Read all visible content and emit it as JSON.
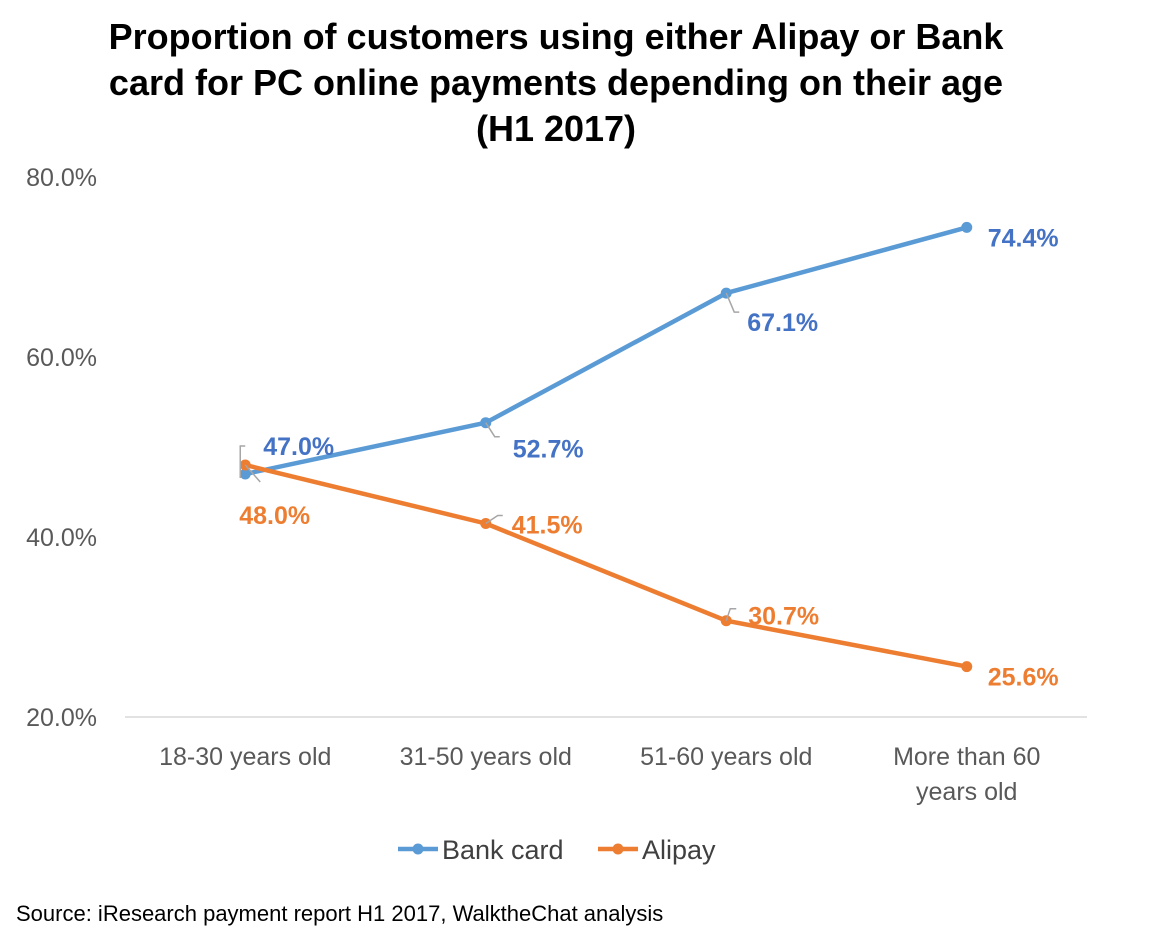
{
  "title_lines": [
    "Proportion of customers using either Alipay or Bank",
    "card for PC online payments depending on their age",
    "(H1 2017)"
  ],
  "source": "Source: iResearch payment report H1 2017, WalktheChat analysis",
  "chart_data": {
    "type": "line",
    "categories": [
      [
        "18-30 years old"
      ],
      [
        "31-50 years old"
      ],
      [
        "51-60 years old"
      ],
      [
        "More than 60",
        "years old"
      ]
    ],
    "ylim": [
      20,
      80
    ],
    "yticks": [
      20,
      40,
      60,
      80
    ],
    "ytick_labels": [
      "20.0%",
      "40.0%",
      "60.0%",
      "80.0%"
    ],
    "grid": false,
    "legend_position": "bottom",
    "series": [
      {
        "name": "Bank card",
        "color": "#5B9BD5",
        "label_color": "#4472C4",
        "values": [
          47.0,
          52.7,
          67.1,
          74.4
        ],
        "labels": [
          "47.0%",
          "52.7%",
          "67.1%",
          "74.4%"
        ]
      },
      {
        "name": "Alipay",
        "color": "#ED7D31",
        "label_color": "#ED7D31",
        "values": [
          48.0,
          41.5,
          30.7,
          25.6
        ],
        "labels": [
          "48.0%",
          "41.5%",
          "30.7%",
          "25.6%"
        ]
      }
    ]
  }
}
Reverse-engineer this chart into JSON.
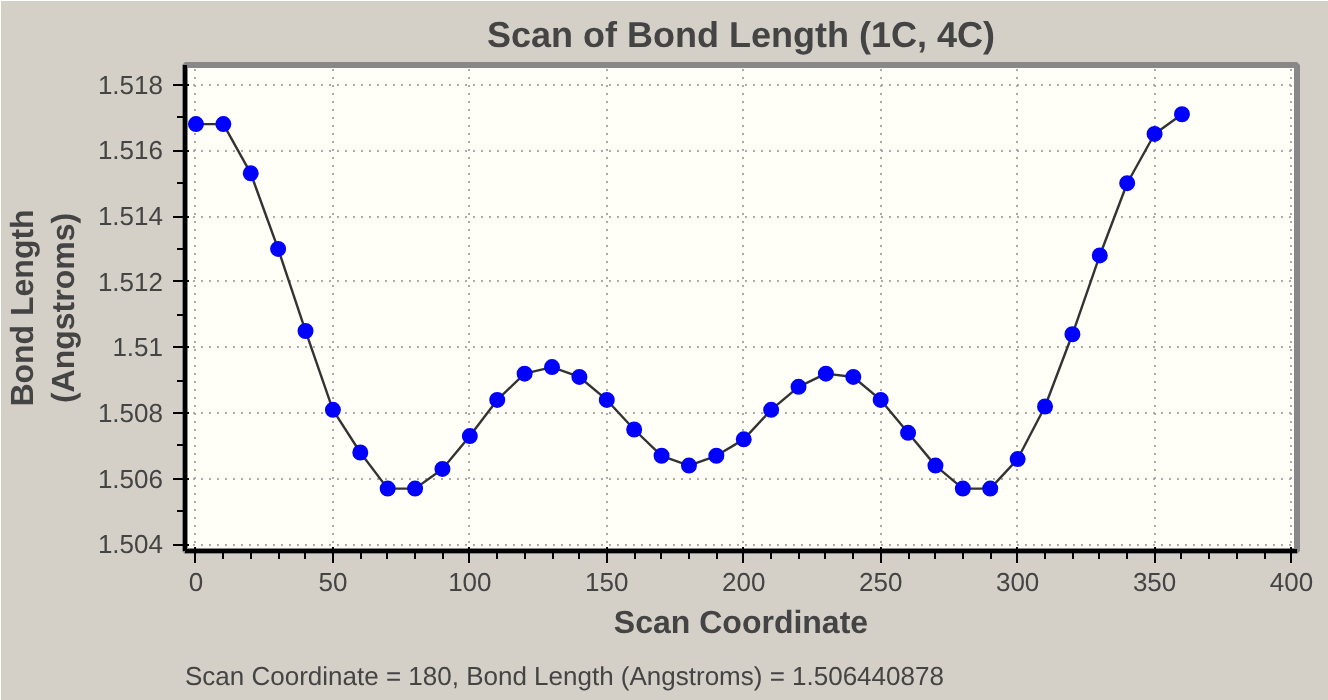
{
  "chart_data": {
    "type": "line",
    "title": "Scan of Bond Length (1C, 4C)",
    "xlabel": "Scan Coordinate",
    "ylabel": "Bond Length\n(Angstroms)",
    "x": [
      0,
      10,
      20,
      30,
      40,
      50,
      60,
      70,
      80,
      90,
      100,
      110,
      120,
      130,
      140,
      150,
      160,
      170,
      180,
      190,
      200,
      210,
      220,
      230,
      240,
      250,
      260,
      270,
      280,
      290,
      300,
      310,
      320,
      330,
      340,
      350,
      360
    ],
    "series": [
      {
        "color": "#0000ff",
        "values": [
          1.5168,
          1.5168,
          1.5153,
          1.513,
          1.5105,
          1.5081,
          1.5068,
          1.5057,
          1.5057,
          1.5063,
          1.5073,
          1.5084,
          1.5092,
          1.5094,
          1.5091,
          1.5084,
          1.5075,
          1.5067,
          1.5064,
          1.5067,
          1.5072,
          1.5081,
          1.5088,
          1.5092,
          1.5091,
          1.5084,
          1.5074,
          1.5064,
          1.5057,
          1.5057,
          1.5066,
          1.5082,
          1.5104,
          1.5128,
          1.515,
          1.5165,
          1.5171
        ]
      }
    ],
    "xlim": [
      -4,
      402
    ],
    "ylim": [
      1.5038,
      1.5186
    ],
    "xticks": [
      0,
      50,
      100,
      150,
      200,
      250,
      300,
      350,
      400
    ],
    "yticks": [
      1.504,
      1.506,
      1.508,
      {
        "value": 1.51,
        "label": "1.51"
      },
      1.512,
      1.514,
      1.516,
      1.518
    ],
    "grid": true,
    "marker": "circle",
    "line_style": "solid",
    "annotations": [
      "Scan Coordinate = 180, Bond Length (Angstroms) = 1.506440878"
    ]
  }
}
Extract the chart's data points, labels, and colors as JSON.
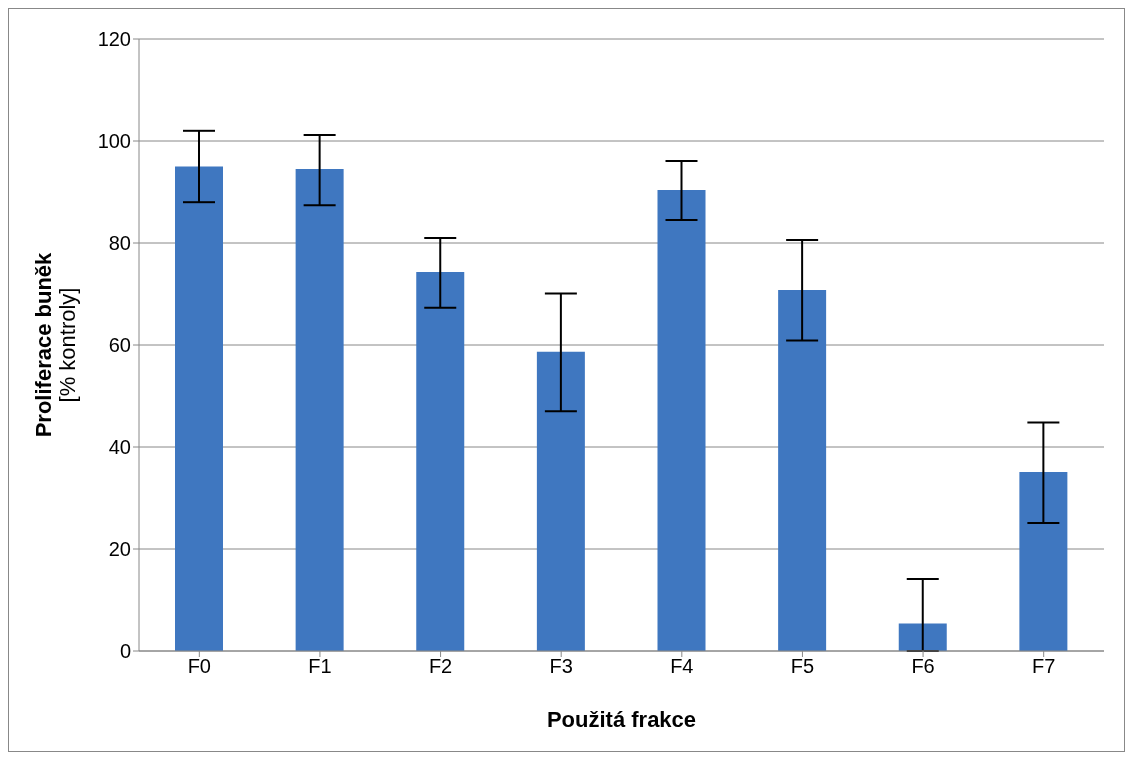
{
  "chart_data": {
    "type": "bar",
    "xlabel": "Použitá frakce",
    "ylabel": "Proliferace buněk\n[% kontroly]",
    "categories": [
      "F0",
      "F1",
      "F2",
      "F3",
      "F4",
      "F5",
      "F6",
      "F7"
    ],
    "values": [
      95,
      94.5,
      74.3,
      58.7,
      90.4,
      70.8,
      5.4,
      35.1
    ],
    "errors": [
      [
        88,
        102
      ],
      [
        87.4,
        101.2
      ],
      [
        67.3,
        81
      ],
      [
        47,
        70.1
      ],
      [
        84.5,
        96.1
      ],
      [
        60.9,
        80.6
      ],
      [
        0,
        14.1
      ],
      [
        25.1,
        44.8
      ]
    ],
    "color": "#3f77c0",
    "ylim": [
      0,
      120
    ],
    "yticks": [
      0,
      20,
      40,
      60,
      80,
      100,
      120
    ],
    "grid": "y"
  }
}
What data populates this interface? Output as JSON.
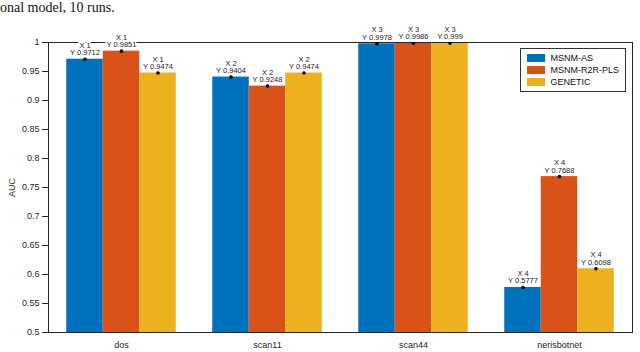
{
  "chart_data": {
    "type": "bar",
    "title": "onal model, 10 runs.",
    "categories": [
      "dos",
      "scan11",
      "scan44",
      "nerisbotnet"
    ],
    "y_label": "AUC",
    "ylim": [
      0.5,
      1
    ],
    "yticks": [
      0.5,
      0.55,
      0.6,
      0.65,
      0.7,
      0.75,
      0.8,
      0.85,
      0.9,
      0.95,
      1
    ],
    "grid": false,
    "legend": "upper right",
    "series": [
      {
        "name": "MSNM-AS",
        "color": "#0072BD",
        "values": [
          0.9712,
          0.9404,
          0.9978,
          0.5777
        ]
      },
      {
        "name": "MSNM-R2R-PLS",
        "color": "#D95319",
        "values": [
          0.9851,
          0.9248,
          0.9986,
          0.7688
        ]
      },
      {
        "name": "GENETIC",
        "color": "#EDB120",
        "values": [
          0.9474,
          0.9474,
          0.999,
          0.6098
        ]
      }
    ],
    "annotations": [
      {
        "category": "dos",
        "series": "MSNM-AS",
        "text": [
          "X 1",
          "Y 0.9712"
        ]
      },
      {
        "category": "dos",
        "series": "MSNM-R2R-PLS",
        "text": [
          "X 1",
          "Y 0.9851"
        ]
      },
      {
        "category": "dos",
        "series": "GENETIC",
        "text": [
          "X 1",
          "Y 0.9474"
        ]
      },
      {
        "category": "scan11",
        "series": "MSNM-AS",
        "text": [
          "X 2",
          "Y 0.9404"
        ]
      },
      {
        "category": "scan11",
        "series": "MSNM-R2R-PLS",
        "text": [
          "X 2",
          "Y 0.9248"
        ]
      },
      {
        "category": "scan11",
        "series": "GENETIC",
        "text": [
          "X 2",
          "Y 0.9474"
        ]
      },
      {
        "category": "scan44",
        "series": "MSNM-AS",
        "text": [
          "X 3",
          "Y 0.9978"
        ]
      },
      {
        "category": "scan44",
        "series": "MSNM-R2R-PLS",
        "text": [
          "X 3",
          "Y 0.9986"
        ]
      },
      {
        "category": "scan44",
        "series": "GENETIC",
        "text": [
          "X 3",
          "Y 0.999"
        ]
      },
      {
        "category": "nerisbotnet",
        "series": "MSNM-AS",
        "text": [
          "X 4",
          "Y 0.5777"
        ]
      },
      {
        "category": "nerisbotnet",
        "series": "MSNM-R2R-PLS",
        "text": [
          "X 4",
          "Y 0.7688"
        ]
      },
      {
        "category": "nerisbotnet",
        "series": "GENETIC",
        "text": [
          "X 4",
          "Y 0.6098"
        ]
      }
    ]
  }
}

● **EXERCISE OBJECTIVE**: Write out the listing above again, exactly, but with no pictures in the copy.

● **EXERCISE RESPONSE**:
Read all visible content and emit it as JSON.
{
  "title_lines": [
    "Proportion of customers using either Alipay or Bank",
    "card for PC online payments depending on their age",
    "(H1 2017)"
  ],
  "source": "Source: iResearch payment report H1 2017, WalktheChat analysis",
  "chart_data": {
    "type": "line",
    "categories": [
      [
        "18-30 years old"
      ],
      [
        "31-50 years old"
      ],
      [
        "51-60 years old"
      ],
      [
        "More than 60",
        "years old"
      ]
    ],
    "ylim": [
      20,
      80
    ],
    "yticks": [
      20,
      40,
      60,
      80
    ],
    "ytick_labels": [
      "20.0%",
      "40.0%",
      "60.0%",
      "80.0%"
    ],
    "grid": false,
    "legend_position": "bottom",
    "series": [
      {
        "name": "Bank card",
        "color": "#5B9BD5",
        "label_color": "#4472C4",
        "values": [
          47.0,
          52.7,
          67.1,
          74.4
        ],
        "labels": [
          "47.0%",
          "52.7%",
          "67.1%",
          "74.4%"
        ]
      },
      {
        "name": "Alipay",
        "color": "#ED7D31",
        "label_color": "#ED7D31",
        "values": [
          48.0,
          41.5,
          30.7,
          25.6
        ],
        "labels": [
          "48.0%",
          "41.5%",
          "30.7%",
          "25.6%"
        ]
      }
    ]
  }
}
Reverse-engineer this chart into JSON.
{
  "chart_data": {
    "type": "line",
    "title": "Scan of Bond Length (1C, 4C)",
    "xlabel": "Scan Coordinate",
    "ylabel": "Bond Length\n(Angstroms)",
    "x": [
      0,
      10,
      20,
      30,
      40,
      50,
      60,
      70,
      80,
      90,
      100,
      110,
      120,
      130,
      140,
      150,
      160,
      170,
      180,
      190,
      200,
      210,
      220,
      230,
      240,
      250,
      260,
      270,
      280,
      290,
      300,
      310,
      320,
      330,
      340,
      350,
      360
    ],
    "series": [
      {
        "color": "#0000ff",
        "values": [
          1.5168,
          1.5168,
          1.5153,
          1.513,
          1.5105,
          1.5081,
          1.5068,
          1.5057,
          1.5057,
          1.5063,
          1.5073,
          1.5084,
          1.5092,
          1.5094,
          1.5091,
          1.5084,
          1.5075,
          1.5067,
          1.5064,
          1.5067,
          1.5072,
          1.5081,
          1.5088,
          1.5092,
          1.5091,
          1.5084,
          1.5074,
          1.5064,
          1.5057,
          1.5057,
          1.5066,
          1.5082,
          1.5104,
          1.5128,
          1.515,
          1.5165,
          1.5171
        ]
      }
    ],
    "xlim": [
      -4,
      402
    ],
    "ylim": [
      1.5038,
      1.5186
    ],
    "xticks": [
      0,
      50,
      100,
      150,
      200,
      250,
      300,
      350,
      400
    ],
    "yticks": [
      1.504,
      1.506,
      1.508,
      {
        "value": 1.51,
        "label": "1.51"
      },
      1.512,
      1.514,
      1.516,
      1.518
    ],
    "grid": true,
    "marker": "circle",
    "line_style": "solid",
    "annotations": [
      "Scan Coordinate = 180, Bond Length (Angstroms) = 1.506440878"
    ]
  }
}
Extract the chart's data points, labels, and colors as JSON.
{
  "chart_data": {
    "type": "bar",
    "xlabel": "Použitá frakce",
    "ylabel": "Proliferace buněk\n[% kontroly]",
    "categories": [
      "F0",
      "F1",
      "F2",
      "F3",
      "F4",
      "F5",
      "F6",
      "F7"
    ],
    "values": [
      95,
      94.5,
      74.3,
      58.7,
      90.4,
      70.8,
      5.4,
      35.1
    ],
    "errors": [
      [
        88,
        102
      ],
      [
        87.4,
        101.2
      ],
      [
        67.3,
        81
      ],
      [
        47,
        70.1
      ],
      [
        84.5,
        96.1
      ],
      [
        60.9,
        80.6
      ],
      [
        0,
        14.1
      ],
      [
        25.1,
        44.8
      ]
    ],
    "color": "#3f77c0",
    "ylim": [
      0,
      120
    ],
    "yticks": [
      0,
      20,
      40,
      60,
      80,
      100,
      120
    ],
    "grid": "y"
  }
}
What data populates this interface? Output as JSON.
{
  "chart_data": {
    "type": "bar",
    "title": "onal model, 10 runs.",
    "categories": [
      "dos",
      "scan11",
      "scan44",
      "nerisbotnet"
    ],
    "y_label": "AUC",
    "ylim": [
      0.5,
      1
    ],
    "yticks": [
      0.5,
      0.55,
      0.6,
      0.65,
      0.7,
      0.75,
      0.8,
      0.85,
      0.9,
      0.95,
      1
    ],
    "grid": false,
    "legend": "upper right",
    "series": [
      {
        "name": "MSNM-AS",
        "color": "#0072BD",
        "values": [
          0.9712,
          0.9404,
          0.9978,
          0.5777
        ]
      },
      {
        "name": "MSNM-R2R-PLS",
        "color": "#D95319",
        "values": [
          0.9851,
          0.9248,
          0.9986,
          0.7688
        ]
      },
      {
        "name": "GENETIC",
        "color": "#EDB120",
        "values": [
          0.9474,
          0.9474,
          0.999,
          0.6098
        ]
      }
    ],
    "annotations": [
      {
        "category": "dos",
        "series": "MSNM-AS",
        "text": [
          "X 1",
          "Y 0.9712"
        ]
      },
      {
        "category": "dos",
        "series": "MSNM-R2R-PLS",
        "text": [
          "X 1",
          "Y 0.9851"
        ]
      },
      {
        "category": "dos",
        "series": "GENETIC",
        "text": [
          "X 1",
          "Y 0.9474"
        ]
      },
      {
        "category": "scan11",
        "series": "MSNM-AS",
        "text": [
          "X 2",
          "Y 0.9404"
        ]
      },
      {
        "category": "scan11",
        "series": "MSNM-R2R-PLS",
        "text": [
          "X 2",
          "Y 0.9248"
        ]
      },
      {
        "category": "scan11",
        "series": "GENETIC",
        "text": [
          "X 2",
          "Y 0.9474"
        ]
      },
      {
        "category": "scan44",
        "series": "MSNM-AS",
        "text": [
          "X 3",
          "Y 0.9978"
        ]
      },
      {
        "category": "scan44",
        "series": "MSNM-R2R-PLS",
        "text": [
          "X 3",
          "Y 0.9986"
        ]
      },
      {
        "category": "scan44",
        "series": "GENETIC",
        "text": [
          "X 3",
          "Y 0.999"
        ]
      },
      {
        "category": "nerisbotnet",
        "series": "MSNM-AS",
        "text": [
          "X 4",
          "Y 0.5777"
        ]
      },
      {
        "category": "nerisbotnet",
        "series": "MSNM-R2R-PLS",
        "text": [
          "X 4",
          "Y 0.7688"
        ]
      },
      {
        "category": "nerisbotnet",
        "series": "GENETIC",
        "text": [
          "X 4",
          "Y 0.6098"
        ]
      }
    ]
  }
}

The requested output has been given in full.